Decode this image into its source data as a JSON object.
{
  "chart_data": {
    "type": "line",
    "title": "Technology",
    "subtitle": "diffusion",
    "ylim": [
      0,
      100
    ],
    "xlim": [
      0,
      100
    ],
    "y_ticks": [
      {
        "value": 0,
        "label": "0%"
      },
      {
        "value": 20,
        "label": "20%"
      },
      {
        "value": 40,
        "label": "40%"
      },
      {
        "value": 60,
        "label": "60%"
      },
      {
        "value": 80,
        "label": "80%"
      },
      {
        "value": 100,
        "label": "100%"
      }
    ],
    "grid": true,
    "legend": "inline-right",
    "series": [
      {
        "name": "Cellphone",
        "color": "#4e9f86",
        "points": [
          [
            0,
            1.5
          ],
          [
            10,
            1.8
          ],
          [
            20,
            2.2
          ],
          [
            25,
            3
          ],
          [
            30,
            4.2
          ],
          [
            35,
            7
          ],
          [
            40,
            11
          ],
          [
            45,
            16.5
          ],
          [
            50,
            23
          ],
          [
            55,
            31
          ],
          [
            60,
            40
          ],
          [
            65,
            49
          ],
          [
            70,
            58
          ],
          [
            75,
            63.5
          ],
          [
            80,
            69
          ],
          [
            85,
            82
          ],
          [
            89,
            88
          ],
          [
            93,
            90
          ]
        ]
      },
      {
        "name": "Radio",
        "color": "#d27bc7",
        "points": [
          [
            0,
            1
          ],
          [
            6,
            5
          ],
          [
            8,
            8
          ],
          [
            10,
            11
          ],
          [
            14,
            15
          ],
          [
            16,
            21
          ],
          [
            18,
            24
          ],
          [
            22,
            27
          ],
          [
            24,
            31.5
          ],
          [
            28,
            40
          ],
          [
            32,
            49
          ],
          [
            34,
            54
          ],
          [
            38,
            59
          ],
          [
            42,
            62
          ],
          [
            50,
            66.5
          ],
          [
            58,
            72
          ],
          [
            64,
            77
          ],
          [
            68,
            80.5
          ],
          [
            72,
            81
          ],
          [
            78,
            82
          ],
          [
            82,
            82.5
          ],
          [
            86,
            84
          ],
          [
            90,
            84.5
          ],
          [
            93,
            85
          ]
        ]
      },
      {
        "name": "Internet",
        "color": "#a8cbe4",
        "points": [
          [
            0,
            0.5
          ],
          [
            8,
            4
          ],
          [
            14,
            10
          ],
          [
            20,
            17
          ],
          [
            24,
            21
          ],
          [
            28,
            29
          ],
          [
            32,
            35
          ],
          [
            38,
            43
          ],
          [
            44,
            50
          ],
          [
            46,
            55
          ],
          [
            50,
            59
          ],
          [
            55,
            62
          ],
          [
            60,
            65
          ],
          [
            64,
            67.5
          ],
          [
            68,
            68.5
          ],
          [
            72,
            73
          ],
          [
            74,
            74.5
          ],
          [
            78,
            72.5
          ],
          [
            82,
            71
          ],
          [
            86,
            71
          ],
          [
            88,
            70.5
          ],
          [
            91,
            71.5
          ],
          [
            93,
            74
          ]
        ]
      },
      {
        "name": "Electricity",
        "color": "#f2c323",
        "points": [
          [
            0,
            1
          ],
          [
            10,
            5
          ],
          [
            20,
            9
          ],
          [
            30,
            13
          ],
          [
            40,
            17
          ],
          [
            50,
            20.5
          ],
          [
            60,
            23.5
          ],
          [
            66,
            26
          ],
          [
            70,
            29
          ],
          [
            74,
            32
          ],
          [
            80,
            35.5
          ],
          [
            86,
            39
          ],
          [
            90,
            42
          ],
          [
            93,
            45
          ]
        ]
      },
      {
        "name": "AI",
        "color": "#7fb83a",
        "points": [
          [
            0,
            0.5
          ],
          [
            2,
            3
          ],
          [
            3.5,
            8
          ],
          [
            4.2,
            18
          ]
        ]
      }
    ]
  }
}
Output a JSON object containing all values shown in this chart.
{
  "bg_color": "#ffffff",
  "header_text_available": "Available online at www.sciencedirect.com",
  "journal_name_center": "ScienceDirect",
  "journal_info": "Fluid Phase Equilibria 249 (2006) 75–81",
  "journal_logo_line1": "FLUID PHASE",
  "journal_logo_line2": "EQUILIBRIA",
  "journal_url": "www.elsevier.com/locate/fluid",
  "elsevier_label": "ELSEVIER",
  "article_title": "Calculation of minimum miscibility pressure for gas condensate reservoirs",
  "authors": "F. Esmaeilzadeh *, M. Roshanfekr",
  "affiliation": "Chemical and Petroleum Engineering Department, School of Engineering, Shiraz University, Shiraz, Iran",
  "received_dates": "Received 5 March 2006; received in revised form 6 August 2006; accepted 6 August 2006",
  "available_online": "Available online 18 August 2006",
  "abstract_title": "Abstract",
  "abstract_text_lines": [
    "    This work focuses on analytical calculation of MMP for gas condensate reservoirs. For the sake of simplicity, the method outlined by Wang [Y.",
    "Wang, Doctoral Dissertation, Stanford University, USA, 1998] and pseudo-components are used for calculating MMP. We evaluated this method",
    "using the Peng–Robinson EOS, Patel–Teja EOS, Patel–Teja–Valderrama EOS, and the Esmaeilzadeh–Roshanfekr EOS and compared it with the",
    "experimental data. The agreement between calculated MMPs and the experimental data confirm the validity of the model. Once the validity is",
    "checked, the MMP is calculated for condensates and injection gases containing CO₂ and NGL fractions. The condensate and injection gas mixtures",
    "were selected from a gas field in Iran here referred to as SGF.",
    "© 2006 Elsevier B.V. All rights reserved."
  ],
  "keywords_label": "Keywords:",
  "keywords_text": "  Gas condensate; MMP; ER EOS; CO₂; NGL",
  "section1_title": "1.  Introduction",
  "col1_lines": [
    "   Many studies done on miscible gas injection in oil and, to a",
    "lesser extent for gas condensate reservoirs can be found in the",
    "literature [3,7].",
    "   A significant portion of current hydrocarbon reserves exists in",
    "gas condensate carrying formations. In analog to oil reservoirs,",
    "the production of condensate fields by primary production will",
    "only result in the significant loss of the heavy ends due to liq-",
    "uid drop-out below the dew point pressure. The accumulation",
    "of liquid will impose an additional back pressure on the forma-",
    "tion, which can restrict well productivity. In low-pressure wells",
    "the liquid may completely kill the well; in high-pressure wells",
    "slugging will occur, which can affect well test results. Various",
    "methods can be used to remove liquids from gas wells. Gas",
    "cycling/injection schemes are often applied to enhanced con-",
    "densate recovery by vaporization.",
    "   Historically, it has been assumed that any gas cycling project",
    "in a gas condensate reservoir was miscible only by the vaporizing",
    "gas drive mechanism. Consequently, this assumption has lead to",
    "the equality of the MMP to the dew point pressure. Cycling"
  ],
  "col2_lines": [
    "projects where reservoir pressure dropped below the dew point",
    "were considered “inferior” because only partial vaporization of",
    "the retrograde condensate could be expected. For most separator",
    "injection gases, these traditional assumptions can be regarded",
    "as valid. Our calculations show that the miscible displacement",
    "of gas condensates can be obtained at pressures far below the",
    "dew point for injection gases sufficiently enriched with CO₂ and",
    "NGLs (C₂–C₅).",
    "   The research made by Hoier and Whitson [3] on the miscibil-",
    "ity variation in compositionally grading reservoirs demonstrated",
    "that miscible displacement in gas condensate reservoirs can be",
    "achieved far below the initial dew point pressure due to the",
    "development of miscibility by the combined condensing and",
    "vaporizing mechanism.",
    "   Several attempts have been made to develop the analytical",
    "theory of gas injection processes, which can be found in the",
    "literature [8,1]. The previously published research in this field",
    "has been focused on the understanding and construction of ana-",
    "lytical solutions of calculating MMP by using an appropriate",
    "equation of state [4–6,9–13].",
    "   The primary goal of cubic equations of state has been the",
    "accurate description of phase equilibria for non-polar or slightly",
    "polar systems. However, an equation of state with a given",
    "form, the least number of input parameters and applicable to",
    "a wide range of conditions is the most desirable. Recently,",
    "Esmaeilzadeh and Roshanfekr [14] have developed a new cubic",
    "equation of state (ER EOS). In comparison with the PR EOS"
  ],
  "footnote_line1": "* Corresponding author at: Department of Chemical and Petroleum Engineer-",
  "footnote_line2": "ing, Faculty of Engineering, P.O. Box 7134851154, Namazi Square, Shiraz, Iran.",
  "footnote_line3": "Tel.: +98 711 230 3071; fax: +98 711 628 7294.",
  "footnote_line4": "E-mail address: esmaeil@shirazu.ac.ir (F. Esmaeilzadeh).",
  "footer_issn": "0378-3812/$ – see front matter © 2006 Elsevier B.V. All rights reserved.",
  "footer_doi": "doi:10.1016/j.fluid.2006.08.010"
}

------------------------------

• **Required work**
From the listing above, collect each line in which the string "Department" appears.

• **Problem solution**
  "affiliation": "Chemical and Petroleum Engineering Department, School of Engineering, Shiraz University, Shiraz, Iran",
  "footnote_line1": "* Corresponding author at: Department of Chemical and Petroleum Engineer-",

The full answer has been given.